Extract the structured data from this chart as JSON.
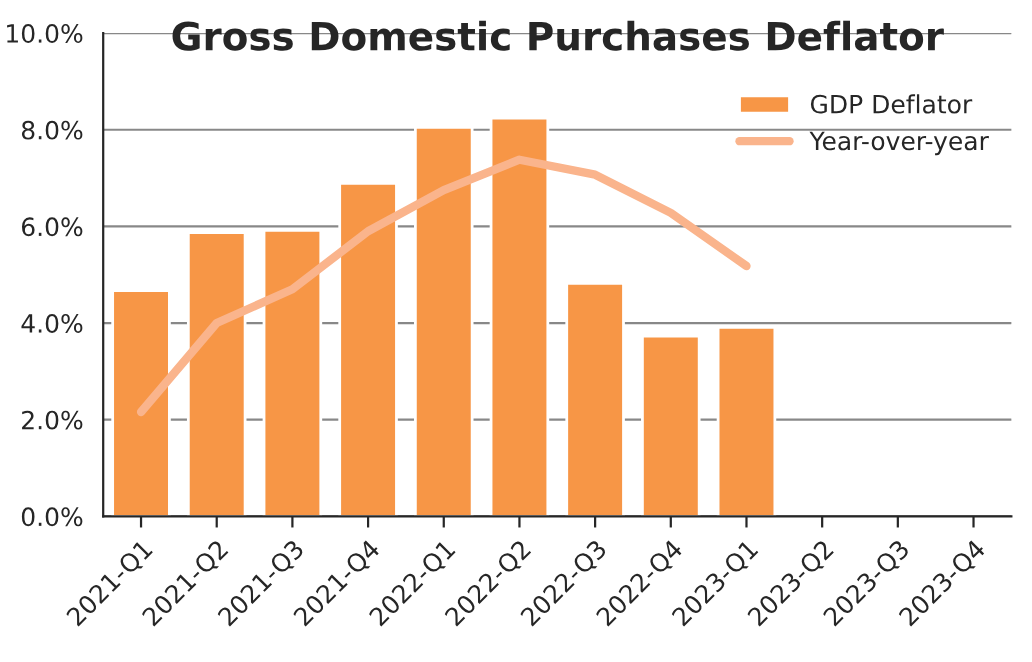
{
  "chart_data": {
    "type": "bar",
    "title": "Gross Domestic Purchases Deflator",
    "categories": [
      "2021-Q1",
      "2021-Q2",
      "2021-Q3",
      "2021-Q4",
      "2022-Q1",
      "2022-Q2",
      "2022-Q3",
      "2022-Q4",
      "2023-Q1",
      "2023-Q2",
      "2023-Q3",
      "2023-Q4"
    ],
    "series": [
      {
        "name": "GDP Deflator",
        "color": "#f79646",
        "values": [
          4.67,
          5.87,
          5.92,
          6.89,
          8.05,
          8.24,
          4.82,
          3.73,
          3.91,
          null,
          null,
          null
        ]
      },
      {
        "name": "Year-over-year",
        "type": "line",
        "color": "#fab48c",
        "values": [
          2.16,
          4.0,
          4.7,
          5.9,
          6.75,
          7.38,
          7.07,
          6.28,
          5.18,
          null,
          null,
          null
        ]
      }
    ],
    "ylim": [
      0,
      10
    ],
    "yticks": [
      {
        "value": 0,
        "label": "0.0%"
      },
      {
        "value": 2,
        "label": "2.0%"
      },
      {
        "value": 4,
        "label": "4.0%"
      },
      {
        "value": 6,
        "label": "6.0%"
      },
      {
        "value": 8,
        "label": "8.0%"
      },
      {
        "value": 10,
        "label": "10.0%"
      }
    ],
    "grid": "y",
    "legend": "top right",
    "line_style": "solid",
    "marker": "none"
  }
}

#### [Written problem]
Copy all the data exactly as written, but skip any picture.

#### [Worked solution]
Extract the structured data from this chart as JSON.
{
  "chart_data": {
    "type": "bar",
    "title": "Gross Domestic Purchases Deflator",
    "categories": [
      "2021-Q1",
      "2021-Q2",
      "2021-Q3",
      "2021-Q4",
      "2022-Q1",
      "2022-Q2",
      "2022-Q3",
      "2022-Q4",
      "2023-Q1",
      "2023-Q2",
      "2023-Q3",
      "2023-Q4"
    ],
    "series": [
      {
        "name": "GDP Deflator",
        "color": "#f79646",
        "values": [
          4.67,
          5.87,
          5.92,
          6.89,
          8.05,
          8.24,
          4.82,
          3.73,
          3.91,
          null,
          null,
          null
        ]
      },
      {
        "name": "Year-over-year",
        "type": "line",
        "color": "#fab48c",
        "values": [
          2.16,
          4.0,
          4.7,
          5.9,
          6.75,
          7.38,
          7.07,
          6.28,
          5.18,
          null,
          null,
          null
        ]
      }
    ],
    "ylim": [
      0,
      10
    ],
    "yticks": [
      {
        "value": 0,
        "label": "0.0%"
      },
      {
        "value": 2,
        "label": "2.0%"
      },
      {
        "value": 4,
        "label": "4.0%"
      },
      {
        "value": 6,
        "label": "6.0%"
      },
      {
        "value": 8,
        "label": "8.0%"
      },
      {
        "value": 10,
        "label": "10.0%"
      }
    ],
    "grid": "y",
    "legend": "top right",
    "line_style": "solid",
    "marker": "none"
  }
}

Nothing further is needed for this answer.